* [Exercise details]
Take each line that has the word "Tarihi" and return it.
▬▬▬▬▬▬▬▬▬▬
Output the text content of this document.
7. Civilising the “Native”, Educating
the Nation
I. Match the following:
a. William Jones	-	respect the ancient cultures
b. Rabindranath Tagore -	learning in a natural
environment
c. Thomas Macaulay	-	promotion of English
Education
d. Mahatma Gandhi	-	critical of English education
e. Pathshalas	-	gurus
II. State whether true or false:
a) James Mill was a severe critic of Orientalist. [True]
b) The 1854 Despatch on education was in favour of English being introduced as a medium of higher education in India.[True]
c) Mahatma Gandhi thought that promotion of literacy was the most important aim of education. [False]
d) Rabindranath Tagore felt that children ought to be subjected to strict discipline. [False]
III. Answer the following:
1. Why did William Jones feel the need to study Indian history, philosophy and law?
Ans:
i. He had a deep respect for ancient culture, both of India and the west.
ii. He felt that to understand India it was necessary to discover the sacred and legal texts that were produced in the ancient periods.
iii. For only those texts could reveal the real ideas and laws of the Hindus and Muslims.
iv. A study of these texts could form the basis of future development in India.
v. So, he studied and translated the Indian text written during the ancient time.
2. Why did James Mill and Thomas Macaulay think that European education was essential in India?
▬▬▬▬▬▬▬▬▬▬
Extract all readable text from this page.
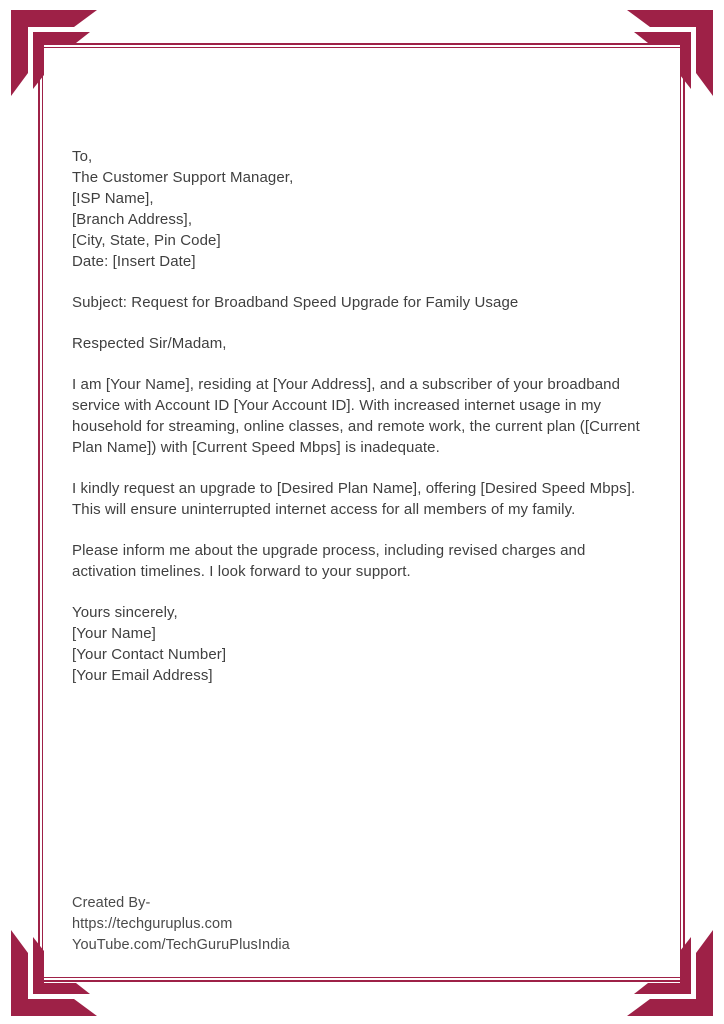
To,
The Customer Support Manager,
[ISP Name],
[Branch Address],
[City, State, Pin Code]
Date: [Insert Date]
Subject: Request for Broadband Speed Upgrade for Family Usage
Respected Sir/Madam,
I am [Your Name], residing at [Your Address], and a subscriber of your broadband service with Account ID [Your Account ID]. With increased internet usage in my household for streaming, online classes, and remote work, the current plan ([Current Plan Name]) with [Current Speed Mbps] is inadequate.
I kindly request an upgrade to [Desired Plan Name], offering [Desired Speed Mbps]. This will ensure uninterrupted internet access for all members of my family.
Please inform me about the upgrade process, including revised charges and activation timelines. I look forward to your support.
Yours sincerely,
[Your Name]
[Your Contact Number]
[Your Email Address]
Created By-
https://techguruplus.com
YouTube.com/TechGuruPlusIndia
▬▬▬▬▬▬▬▬▬▬
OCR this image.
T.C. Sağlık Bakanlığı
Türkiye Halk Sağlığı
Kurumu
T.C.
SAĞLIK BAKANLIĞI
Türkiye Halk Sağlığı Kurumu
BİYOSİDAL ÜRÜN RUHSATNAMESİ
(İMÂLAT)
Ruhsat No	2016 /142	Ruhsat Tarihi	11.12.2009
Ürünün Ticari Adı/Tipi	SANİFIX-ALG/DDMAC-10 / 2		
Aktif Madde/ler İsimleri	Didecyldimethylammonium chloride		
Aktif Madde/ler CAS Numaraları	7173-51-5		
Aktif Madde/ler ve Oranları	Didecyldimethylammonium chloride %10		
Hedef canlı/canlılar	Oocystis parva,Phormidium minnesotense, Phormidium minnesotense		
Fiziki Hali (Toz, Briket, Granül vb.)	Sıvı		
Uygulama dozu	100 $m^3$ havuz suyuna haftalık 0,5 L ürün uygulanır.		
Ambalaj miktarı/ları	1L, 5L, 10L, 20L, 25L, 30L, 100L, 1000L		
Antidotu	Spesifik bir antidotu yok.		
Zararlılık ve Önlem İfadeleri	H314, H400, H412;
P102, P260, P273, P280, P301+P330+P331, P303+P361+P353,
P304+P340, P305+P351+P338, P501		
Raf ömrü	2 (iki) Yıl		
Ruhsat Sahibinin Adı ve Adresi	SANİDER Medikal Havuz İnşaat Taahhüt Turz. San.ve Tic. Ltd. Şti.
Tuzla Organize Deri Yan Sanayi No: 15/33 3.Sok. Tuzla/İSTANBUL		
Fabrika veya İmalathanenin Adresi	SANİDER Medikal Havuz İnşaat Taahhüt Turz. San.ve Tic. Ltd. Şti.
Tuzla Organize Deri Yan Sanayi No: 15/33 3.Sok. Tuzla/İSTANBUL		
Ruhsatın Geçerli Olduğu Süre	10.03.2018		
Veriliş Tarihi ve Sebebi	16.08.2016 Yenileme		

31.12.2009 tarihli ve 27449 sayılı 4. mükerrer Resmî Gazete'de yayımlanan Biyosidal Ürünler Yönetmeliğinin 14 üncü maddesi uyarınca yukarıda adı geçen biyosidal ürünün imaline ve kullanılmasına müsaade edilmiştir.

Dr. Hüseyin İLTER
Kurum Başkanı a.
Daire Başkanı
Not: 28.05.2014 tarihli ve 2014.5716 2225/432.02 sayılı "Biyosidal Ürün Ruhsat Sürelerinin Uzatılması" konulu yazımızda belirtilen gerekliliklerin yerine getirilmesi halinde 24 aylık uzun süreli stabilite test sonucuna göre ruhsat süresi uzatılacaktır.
▬▬▬▬▬▬▬▬▬▬
* [Solution to the exercise]
Ruhsat No	2016 /142	Ruhsat Tarihi	11.12.2009
Veriliş Tarihi ve Sebebi	16.08.2016 Yenileme		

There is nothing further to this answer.